## Exercise aim
How many lines of the material below contain the string "empty"? Answer with the number and nothing else.

## Supplied material
○ ○ ○ ○ ○

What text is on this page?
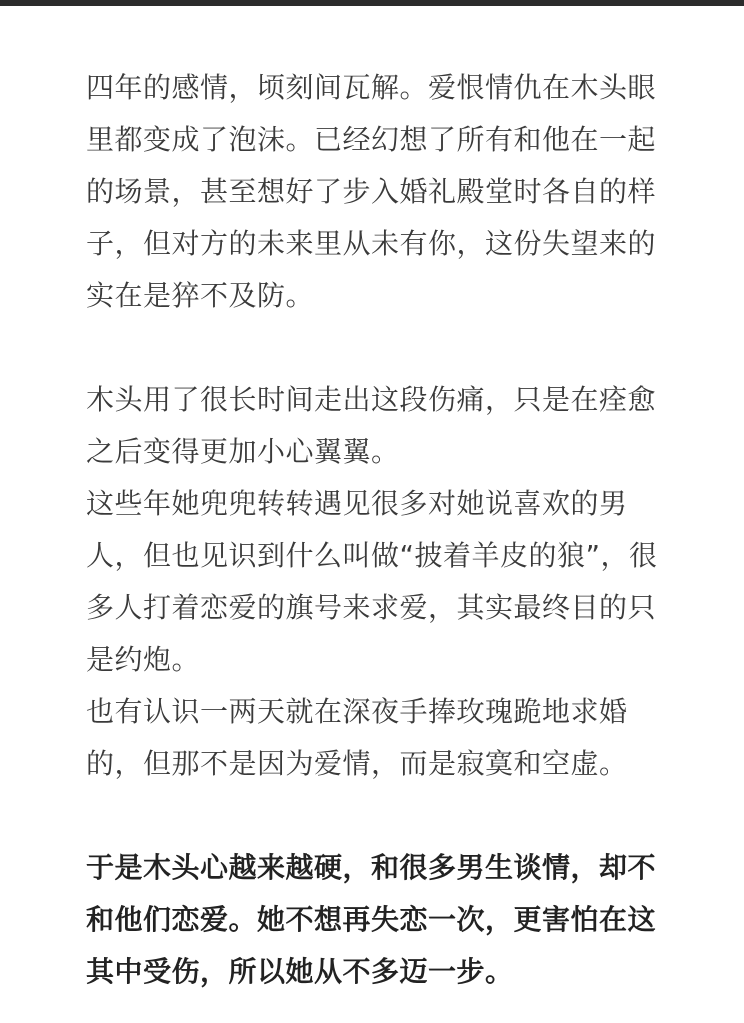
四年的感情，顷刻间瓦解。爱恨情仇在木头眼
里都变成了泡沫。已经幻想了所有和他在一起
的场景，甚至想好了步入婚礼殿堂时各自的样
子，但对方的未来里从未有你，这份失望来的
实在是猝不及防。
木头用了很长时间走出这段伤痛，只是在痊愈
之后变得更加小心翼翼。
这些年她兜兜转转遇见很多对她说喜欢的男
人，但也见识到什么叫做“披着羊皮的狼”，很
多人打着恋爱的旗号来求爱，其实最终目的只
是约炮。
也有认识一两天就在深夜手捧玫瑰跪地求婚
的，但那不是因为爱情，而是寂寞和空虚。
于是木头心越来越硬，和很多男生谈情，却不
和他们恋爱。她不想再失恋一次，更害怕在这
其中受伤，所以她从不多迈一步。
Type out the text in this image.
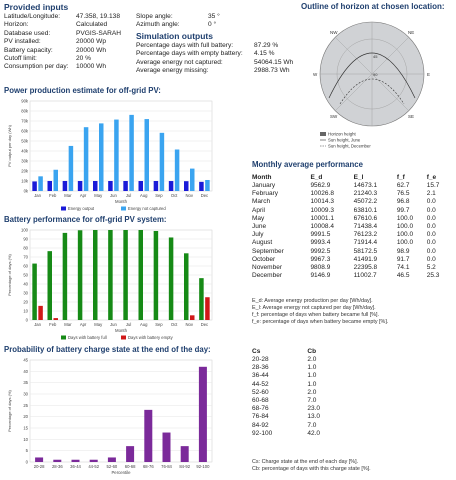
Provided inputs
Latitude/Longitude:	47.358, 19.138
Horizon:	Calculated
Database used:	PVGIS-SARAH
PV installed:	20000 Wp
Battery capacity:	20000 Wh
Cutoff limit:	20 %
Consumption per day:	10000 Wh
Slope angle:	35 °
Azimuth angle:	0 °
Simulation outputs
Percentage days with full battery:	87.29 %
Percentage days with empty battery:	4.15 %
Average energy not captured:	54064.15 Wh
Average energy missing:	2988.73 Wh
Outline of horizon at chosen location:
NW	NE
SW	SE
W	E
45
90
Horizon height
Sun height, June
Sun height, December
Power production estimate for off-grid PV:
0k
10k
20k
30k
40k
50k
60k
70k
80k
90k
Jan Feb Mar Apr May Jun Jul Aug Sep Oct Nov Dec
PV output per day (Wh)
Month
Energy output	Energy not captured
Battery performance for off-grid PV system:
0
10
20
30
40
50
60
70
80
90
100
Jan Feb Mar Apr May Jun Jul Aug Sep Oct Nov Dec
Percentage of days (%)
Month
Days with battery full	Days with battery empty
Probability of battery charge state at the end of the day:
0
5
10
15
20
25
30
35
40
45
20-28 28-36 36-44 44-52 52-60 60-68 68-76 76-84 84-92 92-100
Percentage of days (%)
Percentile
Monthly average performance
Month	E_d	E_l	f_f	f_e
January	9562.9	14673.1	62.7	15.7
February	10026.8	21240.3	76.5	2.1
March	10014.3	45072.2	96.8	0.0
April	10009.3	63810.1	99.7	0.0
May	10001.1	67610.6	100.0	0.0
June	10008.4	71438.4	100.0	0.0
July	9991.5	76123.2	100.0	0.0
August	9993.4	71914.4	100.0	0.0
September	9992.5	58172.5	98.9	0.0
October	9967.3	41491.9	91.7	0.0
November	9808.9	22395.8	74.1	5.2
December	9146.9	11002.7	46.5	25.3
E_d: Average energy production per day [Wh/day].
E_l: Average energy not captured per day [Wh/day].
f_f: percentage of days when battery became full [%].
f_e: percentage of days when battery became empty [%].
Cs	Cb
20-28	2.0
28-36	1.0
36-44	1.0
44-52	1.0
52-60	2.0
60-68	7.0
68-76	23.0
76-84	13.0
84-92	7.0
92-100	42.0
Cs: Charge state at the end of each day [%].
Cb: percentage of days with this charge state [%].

○ ○ ○ ○ ○

## Exercise response
3